■ Written task
Find each line with the string "lecia" and copy it.

■ Data to process
►

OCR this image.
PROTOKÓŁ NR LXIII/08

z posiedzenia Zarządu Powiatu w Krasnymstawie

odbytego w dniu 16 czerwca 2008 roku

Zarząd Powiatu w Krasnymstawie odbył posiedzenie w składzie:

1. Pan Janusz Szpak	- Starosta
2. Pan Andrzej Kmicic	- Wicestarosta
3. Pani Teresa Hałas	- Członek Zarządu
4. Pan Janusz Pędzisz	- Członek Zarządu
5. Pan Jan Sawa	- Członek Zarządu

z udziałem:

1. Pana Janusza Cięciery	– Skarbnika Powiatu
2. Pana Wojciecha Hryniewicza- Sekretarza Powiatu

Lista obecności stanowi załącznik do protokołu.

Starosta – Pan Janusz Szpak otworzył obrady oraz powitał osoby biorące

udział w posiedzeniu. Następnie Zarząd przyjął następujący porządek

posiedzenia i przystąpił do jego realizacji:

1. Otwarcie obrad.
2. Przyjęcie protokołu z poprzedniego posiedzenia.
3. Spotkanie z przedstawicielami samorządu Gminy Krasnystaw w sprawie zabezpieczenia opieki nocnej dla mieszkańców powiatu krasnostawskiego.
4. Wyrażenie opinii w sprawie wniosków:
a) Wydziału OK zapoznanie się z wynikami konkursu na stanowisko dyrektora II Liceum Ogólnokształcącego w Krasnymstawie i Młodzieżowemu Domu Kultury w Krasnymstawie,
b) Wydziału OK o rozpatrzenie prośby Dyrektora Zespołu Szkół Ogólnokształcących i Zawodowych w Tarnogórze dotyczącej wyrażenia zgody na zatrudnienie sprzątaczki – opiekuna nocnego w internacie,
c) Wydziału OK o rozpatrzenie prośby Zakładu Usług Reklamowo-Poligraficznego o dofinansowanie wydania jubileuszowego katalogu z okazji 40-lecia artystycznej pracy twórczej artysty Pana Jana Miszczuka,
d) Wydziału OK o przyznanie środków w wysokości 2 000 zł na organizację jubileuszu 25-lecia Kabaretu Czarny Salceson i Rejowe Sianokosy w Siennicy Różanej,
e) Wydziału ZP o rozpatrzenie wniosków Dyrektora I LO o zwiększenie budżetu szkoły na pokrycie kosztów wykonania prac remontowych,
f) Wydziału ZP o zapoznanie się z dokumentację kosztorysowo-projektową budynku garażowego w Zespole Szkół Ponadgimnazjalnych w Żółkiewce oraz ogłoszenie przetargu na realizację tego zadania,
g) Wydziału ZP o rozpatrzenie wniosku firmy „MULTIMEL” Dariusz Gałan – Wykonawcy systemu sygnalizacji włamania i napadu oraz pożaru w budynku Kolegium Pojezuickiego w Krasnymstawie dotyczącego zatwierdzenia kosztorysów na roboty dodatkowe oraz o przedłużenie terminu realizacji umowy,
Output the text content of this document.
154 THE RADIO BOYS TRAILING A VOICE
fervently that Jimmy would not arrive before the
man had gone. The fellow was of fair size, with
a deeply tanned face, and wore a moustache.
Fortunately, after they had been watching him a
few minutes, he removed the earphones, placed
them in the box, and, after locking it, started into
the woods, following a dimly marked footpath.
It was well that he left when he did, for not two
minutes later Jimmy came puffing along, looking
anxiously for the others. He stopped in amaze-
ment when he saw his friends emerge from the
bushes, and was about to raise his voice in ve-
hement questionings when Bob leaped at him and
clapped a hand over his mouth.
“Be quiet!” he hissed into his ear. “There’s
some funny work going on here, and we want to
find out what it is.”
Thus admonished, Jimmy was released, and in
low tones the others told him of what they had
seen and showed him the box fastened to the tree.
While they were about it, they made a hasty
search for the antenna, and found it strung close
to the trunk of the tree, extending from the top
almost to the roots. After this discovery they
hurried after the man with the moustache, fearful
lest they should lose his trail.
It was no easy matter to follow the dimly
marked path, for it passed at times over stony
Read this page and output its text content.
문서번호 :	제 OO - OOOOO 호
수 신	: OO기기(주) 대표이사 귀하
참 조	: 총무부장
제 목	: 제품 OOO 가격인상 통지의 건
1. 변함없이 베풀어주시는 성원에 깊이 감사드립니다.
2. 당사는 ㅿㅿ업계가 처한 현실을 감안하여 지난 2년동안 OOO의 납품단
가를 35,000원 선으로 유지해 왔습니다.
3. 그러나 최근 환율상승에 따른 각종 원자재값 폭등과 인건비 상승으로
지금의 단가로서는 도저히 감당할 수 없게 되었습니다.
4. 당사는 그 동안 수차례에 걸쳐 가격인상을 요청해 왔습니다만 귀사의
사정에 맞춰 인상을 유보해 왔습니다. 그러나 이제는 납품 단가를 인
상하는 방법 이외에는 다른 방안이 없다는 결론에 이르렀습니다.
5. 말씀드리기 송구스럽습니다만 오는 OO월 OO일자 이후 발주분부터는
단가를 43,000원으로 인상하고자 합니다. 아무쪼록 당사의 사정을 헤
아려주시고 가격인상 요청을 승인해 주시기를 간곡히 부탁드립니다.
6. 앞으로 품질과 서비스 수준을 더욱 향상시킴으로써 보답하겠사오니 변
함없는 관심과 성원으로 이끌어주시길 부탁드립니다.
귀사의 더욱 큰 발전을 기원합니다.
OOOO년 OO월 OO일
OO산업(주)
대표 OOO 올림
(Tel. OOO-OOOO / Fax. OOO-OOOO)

◄

■ The completed task
c) Wydziału OK o rozpatrzenie prośby Zakładu Usług Reklamowo-Poligraficznego o dofinansowanie wydania jubileuszowego katalogu z okazji 40-lecia artystycznej pracy twórczej artysty Pana Jana Miszczuka,
d) Wydziału OK o przyznanie środków w wysokości 2 000 zł na organizację jubileuszu 25-lecia Kabaretu Czarny Salceson i Rejowe Sianokosy w Siennicy Różanej,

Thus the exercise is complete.